_Data in this exercise:_
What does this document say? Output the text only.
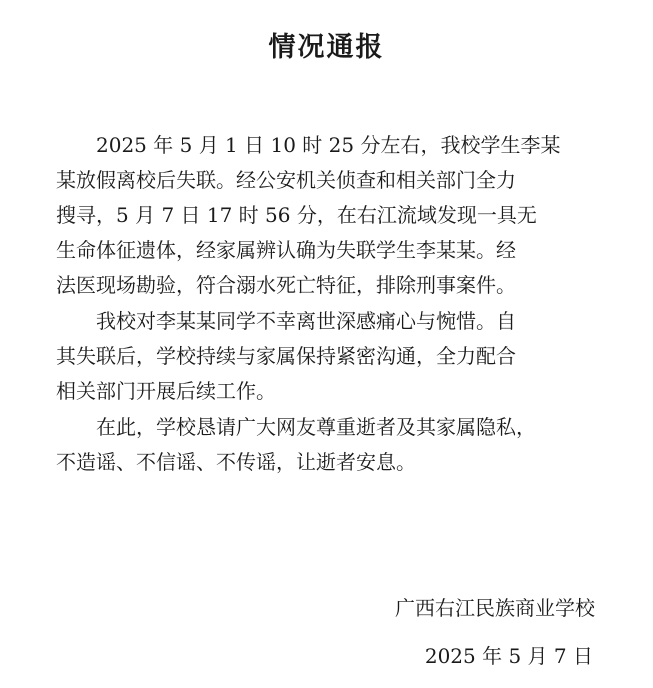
情况通报

2025 年 5 月 1 日 10 时 25 分左右，我校学生李某
某放假离校后失联。经公安机关侦查和相关部门全力
搜寻，5 月 7 日 17 时 56 分，在右江流域发现一具无
生命体征遗体，经家属辨认确为失联学生李某某。经
法医现场勘验，符合溺水死亡特征，排除刑事案件。

我校对李某某同学不幸离世深感痛心与惋惜。自
其失联后，学校持续与家属保持紧密沟通，全力配合
相关部门开展后续工作。

在此，学校恳请广大网友尊重逝者及其家属隐私，
不造谣、不信谣、不传谣，让逝者安息。

广西右江民族商业学校
2025 年 5 月 7 日
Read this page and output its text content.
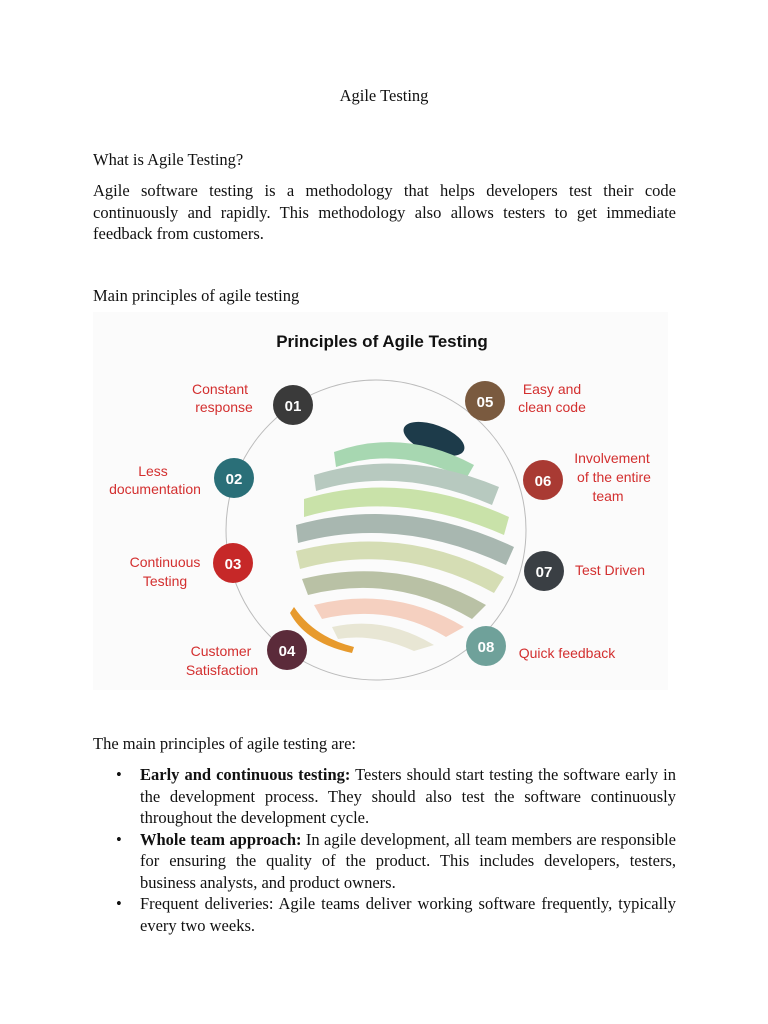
Agile Testing

What is Agile Testing?

Agile software testing is a methodology that helps developers test their code continuously and rapidly. This methodology also allows testers to get immediate feedback from customers.

Main principles of agile testing

Principles of Agile Testing
01
Constant
response
02
Less
documentation
03
Continuous
Testing
04
Customer
Satisfaction
05
Easy and
clean code
06
Involvement
of the entire
team
07 Test Driven
08 Quick feedback

The main principles of agile testing are:

• Early and continuous testing: Testers should start testing the software early in the development process. They should also test the software continuously throughout the development cycle.
• Whole team approach: In agile development, all team members are responsible for ensuring the quality of the product. This includes developers, testers, business analysts, and product owners.
• Frequent deliveries: Agile teams deliver working software frequently, typically every two weeks.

_Task goal:_
Set down all the data again exactly as above, pictures excluded.

_Final answer:_
What does this document say? Output the text only.
情况通报

2025 年 5 月 1 日 10 时 25 分左右，我校学生李某
某放假离校后失联。经公安机关侦查和相关部门全力
搜寻，5 月 7 日 17 时 56 分，在右江流域发现一具无
生命体征遗体，经家属辨认确为失联学生李某某。经
法医现场勘验，符合溺水死亡特征，排除刑事案件。

我校对李某某同学不幸离世深感痛心与惋惜。自
其失联后，学校持续与家属保持紧密沟通，全力配合
相关部门开展后续工作。

在此，学校恳请广大网友尊重逝者及其家属隐私，
不造谣、不信谣、不传谣，让逝者安息。

广西右江民族商业学校
2025 年 5 月 7 日
Read this page and output its text content.
Agile Testing

What is Agile Testing?

Agile software testing is a methodology that helps developers test their code continuously and rapidly. This methodology also allows testers to get immediate feedback from customers.

Main principles of agile testing

Principles of Agile Testing
01
Constant
response
02
Less
documentation
03
Continuous
Testing
04
Customer
Satisfaction
05
Easy and
clean code
06
Involvement
of the entire
team
07 Test Driven
08 Quick feedback

The main principles of agile testing are:

• Early and continuous testing: Testers should start testing the software early in the development process. They should also test the software continuously throughout the development cycle.
• Whole team approach: In agile development, all team members are responsible for ensuring the quality of the product. This includes developers, testers, business analysts, and product owners.
• Frequent deliveries: Agile teams deliver working software frequently, typically every two weeks.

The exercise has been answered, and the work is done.